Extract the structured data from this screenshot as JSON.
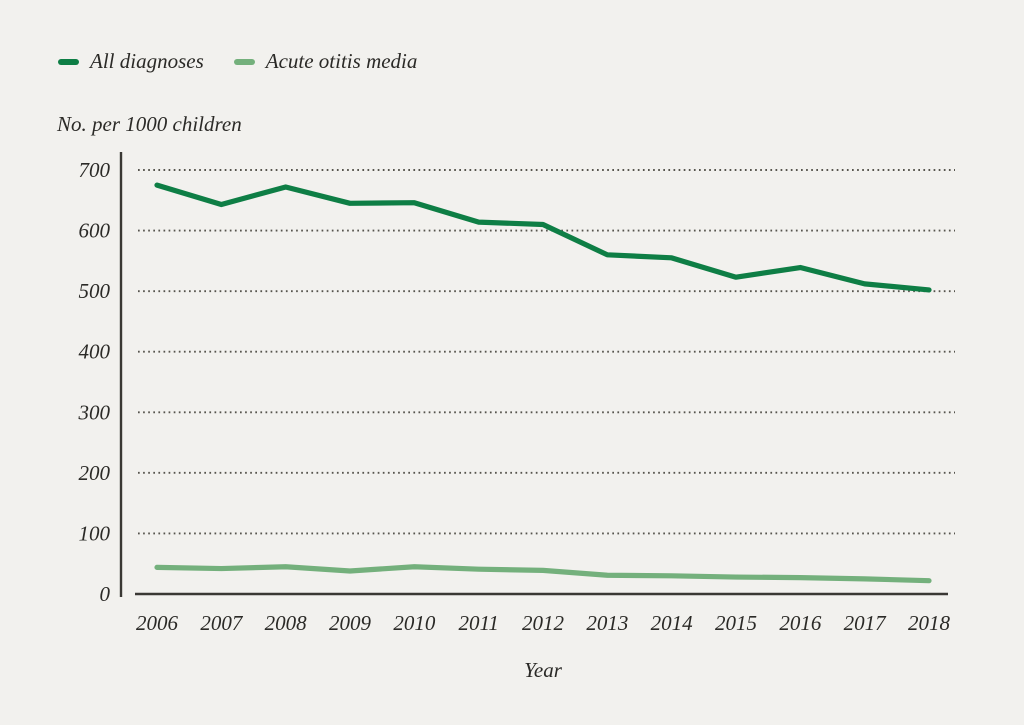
{
  "figure": {
    "background_color": "#F2F1EE",
    "text_color": "#2B2A27",
    "axis_color": "#3A3834",
    "gridline_color": "#56544D"
  },
  "chart_data": {
    "type": "line",
    "title": "",
    "ylabel": "No. per 1000 children",
    "xlabel": "Year",
    "x": [
      2006,
      2007,
      2008,
      2009,
      2010,
      2011,
      2012,
      2013,
      2014,
      2015,
      2016,
      2017,
      2018
    ],
    "series": [
      {
        "name": "All diagnoses",
        "color": "#0E7E45",
        "values": [
          675,
          643,
          672,
          645,
          646,
          614,
          610,
          560,
          555,
          523,
          539,
          512,
          502
        ]
      },
      {
        "name": "Acute otitis media",
        "color": "#74B07C",
        "values": [
          44,
          42,
          45,
          38,
          45,
          41,
          39,
          31,
          30,
          28,
          27,
          25,
          22
        ]
      }
    ],
    "ylim": [
      0,
      700
    ],
    "yticks": [
      0,
      100,
      200,
      300,
      400,
      500,
      600,
      700
    ],
    "grid": "horizontal-dotted",
    "legend_position": "top-left"
  }
}
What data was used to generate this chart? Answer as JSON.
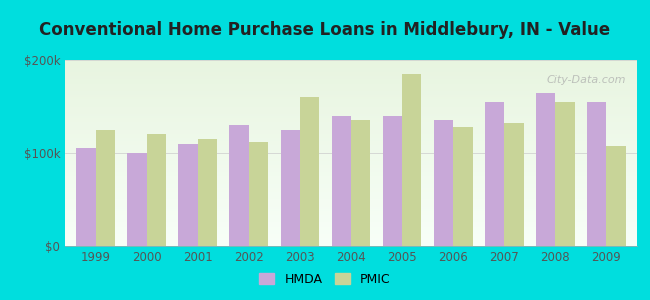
{
  "title": "Conventional Home Purchase Loans in Middlebury, IN - Value",
  "years": [
    1999,
    2000,
    2001,
    2002,
    2003,
    2004,
    2005,
    2006,
    2007,
    2008,
    2009
  ],
  "hmda": [
    105000,
    100000,
    110000,
    130000,
    125000,
    140000,
    140000,
    135000,
    155000,
    165000,
    155000
  ],
  "pmic": [
    125000,
    120000,
    115000,
    112000,
    160000,
    135000,
    185000,
    128000,
    132000,
    155000,
    108000
  ],
  "hmda_color": "#c8a8d8",
  "pmic_color": "#c8d498",
  "background_color": "#00dede",
  "plot_bg_gradient_top": "#e8f5e0",
  "plot_bg_gradient_bottom": "#f8fff8",
  "ylim": [
    0,
    200000
  ],
  "yticks": [
    0,
    100000,
    200000
  ],
  "ytick_labels": [
    "$0",
    "$100k",
    "$200k"
  ],
  "legend_hmda": "HMDA",
  "legend_pmic": "PMIC",
  "title_fontsize": 12,
  "tick_fontsize": 8.5,
  "legend_fontsize": 9,
  "watermark": "City-Data.com"
}
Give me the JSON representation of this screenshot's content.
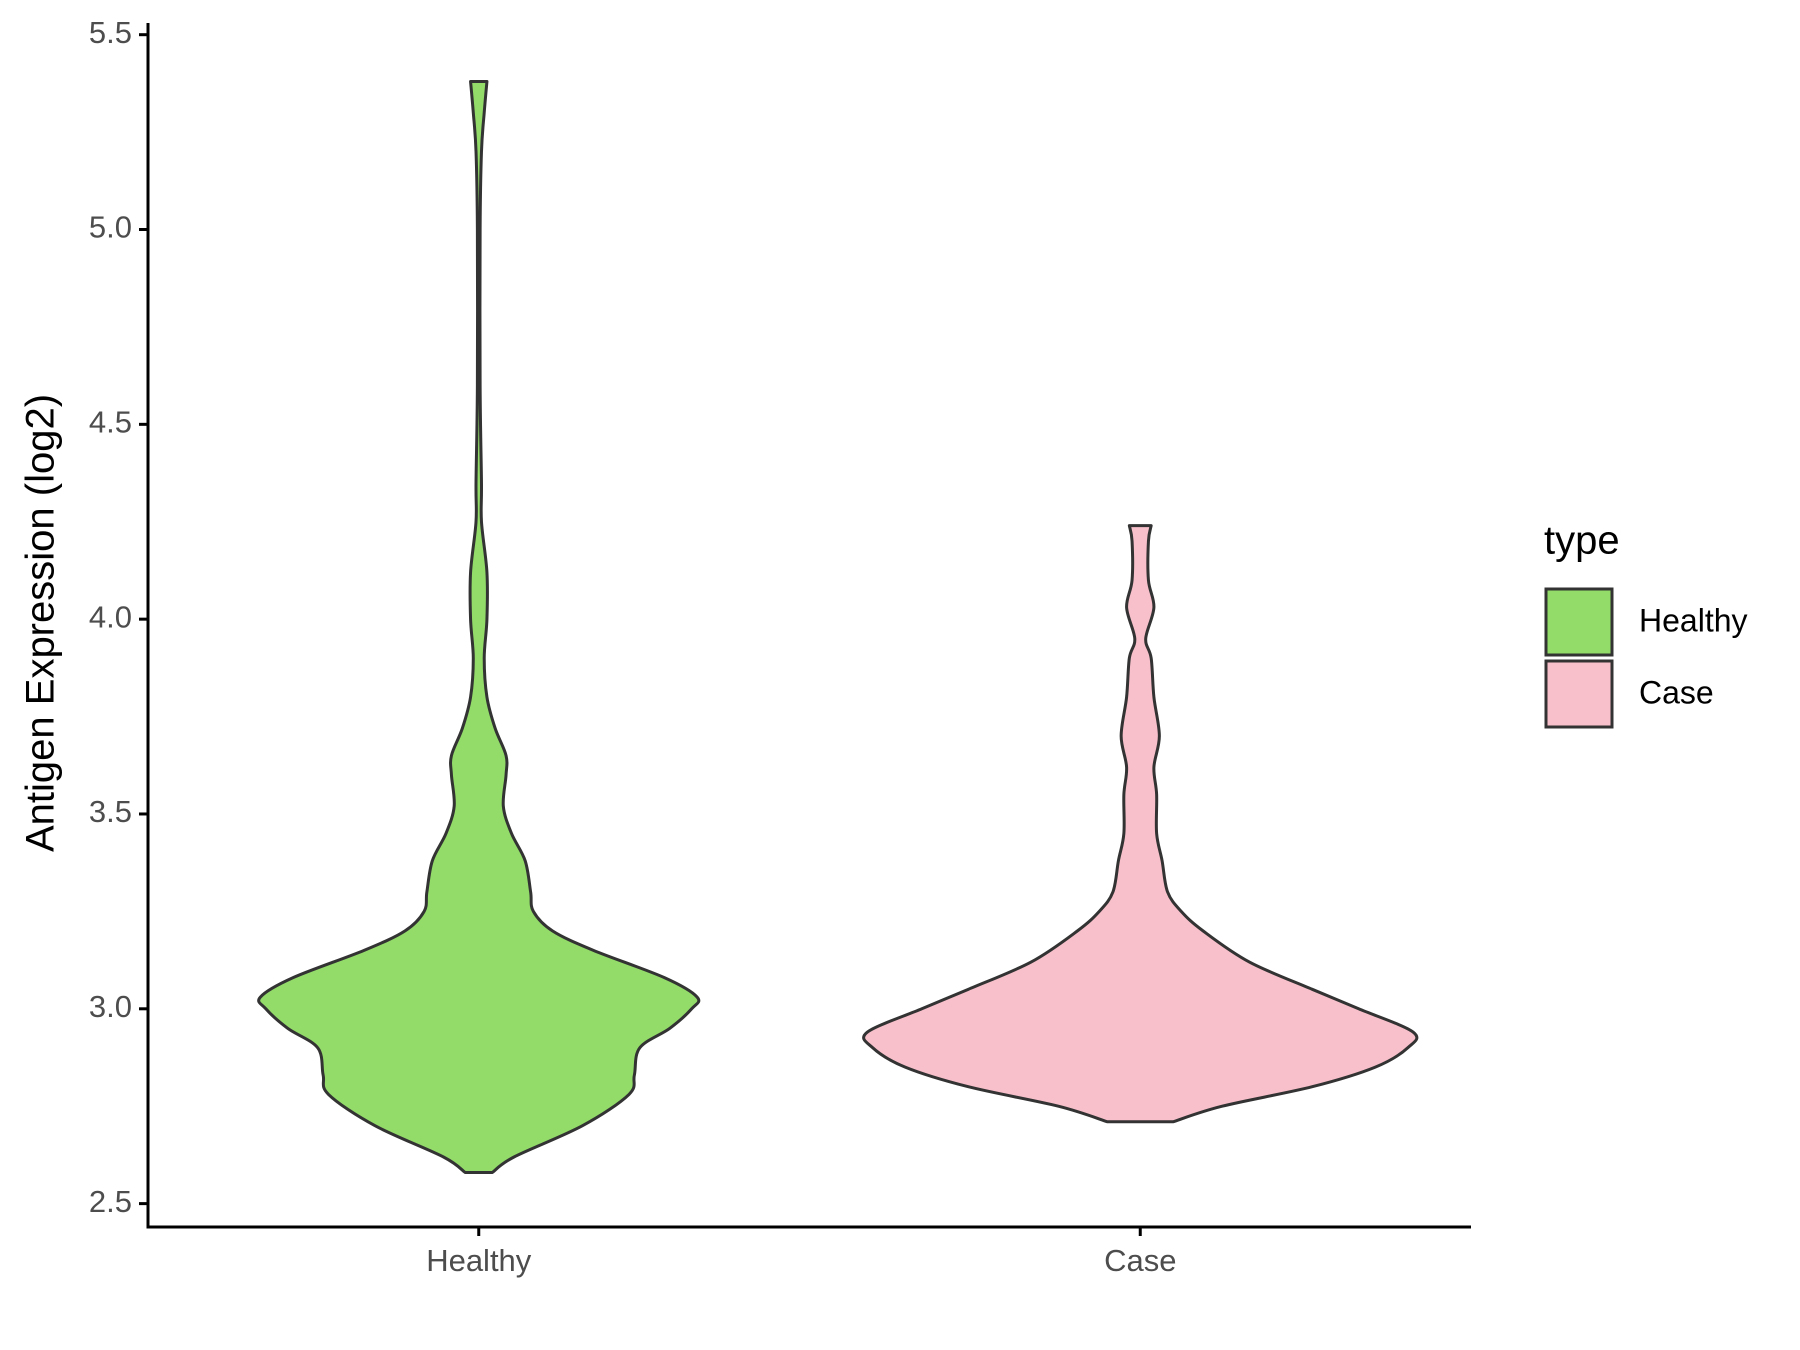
{
  "chart_data": {
    "type": "violin",
    "y_label": "Antigen Expression (log2)",
    "categories": [
      "Healthy",
      "Case"
    ],
    "ylim": [
      2.44,
      5.53
    ],
    "yticks": [
      2.5,
      {
        "value": 3.0,
        "label": "3.0"
      },
      3.5,
      {
        "value": 4.0,
        "label": "4.0"
      },
      4.5,
      {
        "value": 5.0,
        "label": "5.0"
      },
      5.5
    ],
    "legend_title": "type",
    "legend_position": "right",
    "series": [
      {
        "name": "Healthy",
        "color": "#93dc6a",
        "y": [
          2.58,
          2.62,
          2.7,
          2.78,
          2.83,
          2.9,
          2.95,
          3.0,
          3.03,
          3.08,
          3.15,
          3.2,
          3.25,
          3.3,
          3.38,
          3.45,
          3.52,
          3.6,
          3.65,
          3.72,
          3.8,
          3.9,
          4.0,
          4.12,
          4.25,
          4.35,
          4.6,
          5.0,
          5.2,
          5.3,
          5.38
        ],
        "density": [
          0.05,
          0.13,
          0.38,
          0.55,
          0.57,
          0.59,
          0.7,
          0.78,
          0.8,
          0.68,
          0.42,
          0.27,
          0.2,
          0.19,
          0.17,
          0.12,
          0.09,
          0.1,
          0.1,
          0.06,
          0.03,
          0.02,
          0.03,
          0.03,
          0.01,
          0.01,
          0.005,
          0.005,
          0.01,
          0.02,
          0.03
        ]
      },
      {
        "name": "Case",
        "color": "#f8c0cb",
        "y": [
          2.71,
          2.75,
          2.8,
          2.85,
          2.9,
          2.94,
          3.0,
          3.05,
          3.12,
          3.2,
          3.25,
          3.3,
          3.38,
          3.45,
          3.55,
          3.62,
          3.7,
          3.8,
          3.9,
          3.95,
          4.03,
          4.1,
          4.2,
          4.24
        ],
        "density": [
          0.12,
          0.3,
          0.63,
          0.86,
          0.98,
          1.0,
          0.8,
          0.63,
          0.4,
          0.23,
          0.15,
          0.1,
          0.08,
          0.06,
          0.06,
          0.05,
          0.07,
          0.05,
          0.04,
          0.02,
          0.05,
          0.03,
          0.03,
          0.04
        ]
      }
    ]
  }
}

──────

» Task instructions
Without the pictures, repeat the listing above exactly.

» Complete response
Extract the structured data from this screenshot as JSON.
{
  "figure": {
    "background_color": "#F2F1EE",
    "text_color": "#2B2A27",
    "axis_color": "#3A3834",
    "gridline_color": "#56544D"
  },
  "chart_data": {
    "type": "line",
    "title": "",
    "ylabel": "No. per 1000 children",
    "xlabel": "Year",
    "x": [
      2006,
      2007,
      2008,
      2009,
      2010,
      2011,
      2012,
      2013,
      2014,
      2015,
      2016,
      2017,
      2018
    ],
    "series": [
      {
        "name": "All diagnoses",
        "color": "#0E7E45",
        "values": [
          675,
          643,
          672,
          645,
          646,
          614,
          610,
          560,
          555,
          523,
          539,
          512,
          502
        ]
      },
      {
        "name": "Acute otitis media",
        "color": "#74B07C",
        "values": [
          44,
          42,
          45,
          38,
          45,
          41,
          39,
          31,
          30,
          28,
          27,
          25,
          22
        ]
      }
    ],
    "ylim": [
      0,
      700
    ],
    "yticks": [
      0,
      100,
      200,
      300,
      400,
      500,
      600,
      700
    ],
    "grid": "horizontal-dotted",
    "legend_position": "top-left"
  }
}
What data was used to generate this chart? Answer as JSON.
{
  "title": "Conventional Home Purchase Loans in Middlebury, IN - Value",
  "years": [
    1999,
    2000,
    2001,
    2002,
    2003,
    2004,
    2005,
    2006,
    2007,
    2008,
    2009
  ],
  "hmda": [
    105000,
    100000,
    110000,
    130000,
    125000,
    140000,
    140000,
    135000,
    155000,
    165000,
    155000
  ],
  "pmic": [
    125000,
    120000,
    115000,
    112000,
    160000,
    135000,
    185000,
    128000,
    132000,
    155000,
    108000
  ],
  "hmda_color": "#c8a8d8",
  "pmic_color": "#c8d498",
  "background_color": "#00dede",
  "plot_bg_gradient_top": "#e8f5e0",
  "plot_bg_gradient_bottom": "#f8fff8",
  "ylim": [
    0,
    200000
  ],
  "yticks": [
    0,
    100000,
    200000
  ],
  "ytick_labels": [
    "$0",
    "$100k",
    "$200k"
  ],
  "legend_hmda": "HMDA",
  "legend_pmic": "PMIC",
  "title_fontsize": 12,
  "tick_fontsize": 8.5,
  "legend_fontsize": 9,
  "watermark": "City-Data.com"
}
Give me the JSON representation of this screenshot's content.
{
  "chart_data": {
    "type": "violin",
    "y_label": "Antigen Expression (log2)",
    "categories": [
      "Healthy",
      "Case"
    ],
    "ylim": [
      2.44,
      5.53
    ],
    "yticks": [
      2.5,
      {
        "value": 3.0,
        "label": "3.0"
      },
      3.5,
      {
        "value": 4.0,
        "label": "4.0"
      },
      4.5,
      {
        "value": 5.0,
        "label": "5.0"
      },
      5.5
    ],
    "legend_title": "type",
    "legend_position": "right",
    "series": [
      {
        "name": "Healthy",
        "color": "#93dc6a",
        "y": [
          2.58,
          2.62,
          2.7,
          2.78,
          2.83,
          2.9,
          2.95,
          3.0,
          3.03,
          3.08,
          3.15,
          3.2,
          3.25,
          3.3,
          3.38,
          3.45,
          3.52,
          3.6,
          3.65,
          3.72,
          3.8,
          3.9,
          4.0,
          4.12,
          4.25,
          4.35,
          4.6,
          5.0,
          5.2,
          5.3,
          5.38
        ],
        "density": [
          0.05,
          0.13,
          0.38,
          0.55,
          0.57,
          0.59,
          0.7,
          0.78,
          0.8,
          0.68,
          0.42,
          0.27,
          0.2,
          0.19,
          0.17,
          0.12,
          0.09,
          0.1,
          0.1,
          0.06,
          0.03,
          0.02,
          0.03,
          0.03,
          0.01,
          0.01,
          0.005,
          0.005,
          0.01,
          0.02,
          0.03
        ]
      },
      {
        "name": "Case",
        "color": "#f8c0cb",
        "y": [
          2.71,
          2.75,
          2.8,
          2.85,
          2.9,
          2.94,
          3.0,
          3.05,
          3.12,
          3.2,
          3.25,
          3.3,
          3.38,
          3.45,
          3.55,
          3.62,
          3.7,
          3.8,
          3.9,
          3.95,
          4.03,
          4.1,
          4.2,
          4.24
        ],
        "density": [
          0.12,
          0.3,
          0.63,
          0.86,
          0.98,
          1.0,
          0.8,
          0.63,
          0.4,
          0.23,
          0.15,
          0.1,
          0.08,
          0.06,
          0.06,
          0.05,
          0.07,
          0.05,
          0.04,
          0.02,
          0.05,
          0.03,
          0.03,
          0.04
        ]
      }
    ]
  }
}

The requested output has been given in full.